* [THE RECORDS]

------------------------------------------------------------------------

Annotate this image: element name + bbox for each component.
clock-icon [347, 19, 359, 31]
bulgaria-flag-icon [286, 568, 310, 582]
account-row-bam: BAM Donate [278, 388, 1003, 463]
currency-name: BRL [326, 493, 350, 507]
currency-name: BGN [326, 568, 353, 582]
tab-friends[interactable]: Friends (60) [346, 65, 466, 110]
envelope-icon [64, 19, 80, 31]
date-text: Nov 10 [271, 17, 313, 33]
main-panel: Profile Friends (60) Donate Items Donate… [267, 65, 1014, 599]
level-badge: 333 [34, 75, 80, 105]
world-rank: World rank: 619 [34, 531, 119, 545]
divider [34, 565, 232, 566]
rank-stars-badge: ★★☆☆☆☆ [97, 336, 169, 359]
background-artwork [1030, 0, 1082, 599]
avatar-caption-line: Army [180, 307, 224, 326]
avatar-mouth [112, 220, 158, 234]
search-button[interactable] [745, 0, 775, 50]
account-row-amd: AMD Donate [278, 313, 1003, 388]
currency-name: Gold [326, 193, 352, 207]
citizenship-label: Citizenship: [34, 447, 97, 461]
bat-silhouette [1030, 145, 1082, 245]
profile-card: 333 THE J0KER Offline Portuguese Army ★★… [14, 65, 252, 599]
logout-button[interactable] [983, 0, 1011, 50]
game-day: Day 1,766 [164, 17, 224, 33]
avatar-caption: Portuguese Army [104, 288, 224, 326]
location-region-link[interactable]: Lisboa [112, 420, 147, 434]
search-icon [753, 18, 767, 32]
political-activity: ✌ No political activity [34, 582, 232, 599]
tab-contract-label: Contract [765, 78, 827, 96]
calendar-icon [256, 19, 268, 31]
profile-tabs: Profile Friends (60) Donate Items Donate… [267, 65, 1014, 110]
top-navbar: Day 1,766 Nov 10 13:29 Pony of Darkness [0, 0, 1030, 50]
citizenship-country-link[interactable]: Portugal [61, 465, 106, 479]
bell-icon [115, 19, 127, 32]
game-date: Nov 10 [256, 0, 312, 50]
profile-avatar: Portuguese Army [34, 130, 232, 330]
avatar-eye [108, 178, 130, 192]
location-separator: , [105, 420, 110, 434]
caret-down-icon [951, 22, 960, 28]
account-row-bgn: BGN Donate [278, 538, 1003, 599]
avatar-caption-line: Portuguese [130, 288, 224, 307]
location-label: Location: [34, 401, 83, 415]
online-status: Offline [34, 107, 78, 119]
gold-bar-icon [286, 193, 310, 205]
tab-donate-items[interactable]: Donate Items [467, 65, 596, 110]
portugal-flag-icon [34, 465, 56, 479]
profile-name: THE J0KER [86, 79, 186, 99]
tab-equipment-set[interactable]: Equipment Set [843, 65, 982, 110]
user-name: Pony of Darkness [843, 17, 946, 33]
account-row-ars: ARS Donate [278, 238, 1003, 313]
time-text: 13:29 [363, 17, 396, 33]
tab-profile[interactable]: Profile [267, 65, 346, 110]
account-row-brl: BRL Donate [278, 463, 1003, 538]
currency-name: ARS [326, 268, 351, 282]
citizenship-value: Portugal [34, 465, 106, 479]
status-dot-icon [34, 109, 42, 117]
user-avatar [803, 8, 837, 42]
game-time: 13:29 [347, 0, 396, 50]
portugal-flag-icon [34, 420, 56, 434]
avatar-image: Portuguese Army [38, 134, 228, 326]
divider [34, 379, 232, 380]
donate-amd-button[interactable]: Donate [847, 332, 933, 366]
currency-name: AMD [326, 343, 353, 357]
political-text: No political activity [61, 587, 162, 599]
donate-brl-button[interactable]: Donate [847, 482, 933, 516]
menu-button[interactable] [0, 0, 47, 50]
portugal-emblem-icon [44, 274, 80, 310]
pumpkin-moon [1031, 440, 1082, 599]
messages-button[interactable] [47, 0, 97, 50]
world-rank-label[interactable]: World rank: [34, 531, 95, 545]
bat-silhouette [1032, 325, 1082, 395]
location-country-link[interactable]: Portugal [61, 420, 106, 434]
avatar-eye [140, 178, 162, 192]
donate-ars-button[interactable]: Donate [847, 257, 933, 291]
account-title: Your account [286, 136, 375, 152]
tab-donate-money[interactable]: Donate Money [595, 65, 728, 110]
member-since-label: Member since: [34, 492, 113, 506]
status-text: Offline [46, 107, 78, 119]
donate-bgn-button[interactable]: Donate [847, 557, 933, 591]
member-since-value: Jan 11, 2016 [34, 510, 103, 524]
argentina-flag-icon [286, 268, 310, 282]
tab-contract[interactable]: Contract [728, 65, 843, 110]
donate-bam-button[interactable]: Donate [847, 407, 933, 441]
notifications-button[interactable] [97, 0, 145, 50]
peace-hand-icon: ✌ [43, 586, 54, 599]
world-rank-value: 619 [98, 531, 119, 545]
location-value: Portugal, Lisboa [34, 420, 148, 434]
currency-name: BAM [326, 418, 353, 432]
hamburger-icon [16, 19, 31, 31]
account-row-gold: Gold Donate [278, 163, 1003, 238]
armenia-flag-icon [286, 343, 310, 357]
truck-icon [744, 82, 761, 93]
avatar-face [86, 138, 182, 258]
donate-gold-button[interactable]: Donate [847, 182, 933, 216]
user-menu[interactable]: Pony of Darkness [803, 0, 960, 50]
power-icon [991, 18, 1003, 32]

------------------------------------------------------------------------

* [AIM]
Copy the entire listing above line for line, changing nothing.

* [SOLUTION TO THIS EXERCISE]
Annotate this image: element name + bbox for each component.
clock-icon [347, 19, 359, 31]
bulgaria-flag-icon [286, 568, 310, 582]
account-row-bam: BAM Donate [278, 388, 1003, 463]
currency-name: BRL [326, 493, 350, 507]
currency-name: BGN [326, 568, 353, 582]
tab-friends[interactable]: Friends (60) [346, 65, 466, 110]
envelope-icon [64, 19, 80, 31]
date-text: Nov 10 [271, 17, 313, 33]
main-panel: Profile Friends (60) Donate Items Donate… [267, 65, 1014, 599]
level-badge: 333 [34, 75, 80, 105]
world-rank: World rank: 619 [34, 531, 119, 545]
divider [34, 565, 232, 566]
rank-stars-badge: ★★☆☆☆☆ [97, 336, 169, 359]
background-artwork [1030, 0, 1082, 599]
avatar-caption-line: Army [180, 307, 224, 326]
avatar-mouth [112, 220, 158, 234]
search-button[interactable] [745, 0, 775, 50]
account-row-amd: AMD Donate [278, 313, 1003, 388]
currency-name: Gold [326, 193, 352, 207]
citizenship-label: Citizenship: [34, 447, 97, 461]
bat-silhouette [1030, 145, 1082, 245]
profile-card: 333 THE J0KER Offline Portuguese Army ★★… [14, 65, 252, 599]
logout-button[interactable] [983, 0, 1011, 50]
game-day: Day 1,766 [164, 17, 224, 33]
avatar-caption: Portuguese Army [104, 288, 224, 326]
location-region-link[interactable]: Lisboa [112, 420, 147, 434]
search-icon [753, 18, 767, 32]
political-activity: ✌ No political activity [34, 582, 232, 599]
tab-contract-label: Contract [765, 78, 827, 96]
calendar-icon [256, 19, 268, 31]
profile-tabs: Profile Friends (60) Donate Items Donate… [267, 65, 1014, 110]
top-navbar: Day 1,766 Nov 10 13:29 Pony of Darkness [0, 0, 1030, 50]
citizenship-country-link[interactable]: Portugal [61, 465, 106, 479]
bell-icon [115, 19, 127, 32]
game-date: Nov 10 [256, 0, 312, 50]
profile-avatar: Portuguese Army [34, 130, 232, 330]
avatar-eye [108, 178, 130, 192]
location-separator: , [105, 420, 110, 434]
caret-down-icon [951, 22, 960, 28]
account-row-bgn: BGN Donate [278, 538, 1003, 599]
avatar-caption-line: Portuguese [130, 288, 224, 307]
location-label: Location: [34, 401, 83, 415]
online-status: Offline [34, 107, 78, 119]
gold-bar-icon [286, 193, 310, 205]
tab-donate-items[interactable]: Donate Items [467, 65, 596, 110]
portugal-flag-icon [34, 465, 56, 479]
profile-name: THE J0KER [86, 79, 186, 99]
tab-equipment-set[interactable]: Equipment Set [843, 65, 982, 110]
user-name: Pony of Darkness [843, 17, 946, 33]
account-row-ars: ARS Donate [278, 238, 1003, 313]
time-text: 13:29 [363, 17, 396, 33]
tab-profile[interactable]: Profile [267, 65, 346, 110]
account-row-brl: BRL Donate [278, 463, 1003, 538]
currency-name: ARS [326, 268, 351, 282]
citizenship-value: Portugal [34, 465, 106, 479]
status-dot-icon [34, 109, 42, 117]
user-avatar [803, 8, 837, 42]
game-time: 13:29 [347, 0, 396, 50]
portugal-flag-icon [34, 420, 56, 434]
avatar-image: Portuguese Army [38, 134, 228, 326]
divider [34, 379, 232, 380]
donate-amd-button[interactable]: Donate [847, 332, 933, 366]
currency-name: AMD [326, 343, 353, 357]
political-text: No political activity [61, 587, 162, 599]
donate-brl-button[interactable]: Donate [847, 482, 933, 516]
menu-button[interactable] [0, 0, 47, 50]
portugal-emblem-icon [44, 274, 80, 310]
pumpkin-moon [1031, 440, 1082, 599]
messages-button[interactable] [47, 0, 97, 50]
world-rank-label[interactable]: World rank: [34, 531, 95, 545]
bat-silhouette [1032, 325, 1082, 395]
location-country-link[interactable]: Portugal [61, 420, 106, 434]
avatar-eye [140, 178, 162, 192]
donate-ars-button[interactable]: Donate [847, 257, 933, 291]
account-title: Your account [286, 136, 375, 152]
tab-donate-money[interactable]: Donate Money [595, 65, 728, 110]
member-since-label: Member since: [34, 492, 113, 506]
status-text: Offline [46, 107, 78, 119]
donate-bgn-button[interactable]: Donate [847, 557, 933, 591]
member-since-value: Jan 11, 2016 [34, 510, 103, 524]
argentina-flag-icon [286, 268, 310, 282]
tab-contract[interactable]: Contract [728, 65, 843, 110]
donate-bam-button[interactable]: Donate [847, 407, 933, 441]
notifications-button[interactable] [97, 0, 145, 50]
peace-hand-icon: ✌ [43, 586, 54, 599]
world-rank-value: 619 [98, 531, 119, 545]
location-value: Portugal, Lisboa [34, 420, 148, 434]
currency-name: BAM [326, 418, 353, 432]
hamburger-icon [16, 19, 31, 31]
account-row-gold: Gold Donate [278, 163, 1003, 238]
armenia-flag-icon [286, 343, 310, 357]
truck-icon [744, 82, 761, 93]
avatar-face [86, 138, 182, 258]
donate-gold-button[interactable]: Donate [847, 182, 933, 216]
user-menu[interactable]: Pony of Darkness [803, 0, 960, 50]
power-icon [991, 18, 1003, 32]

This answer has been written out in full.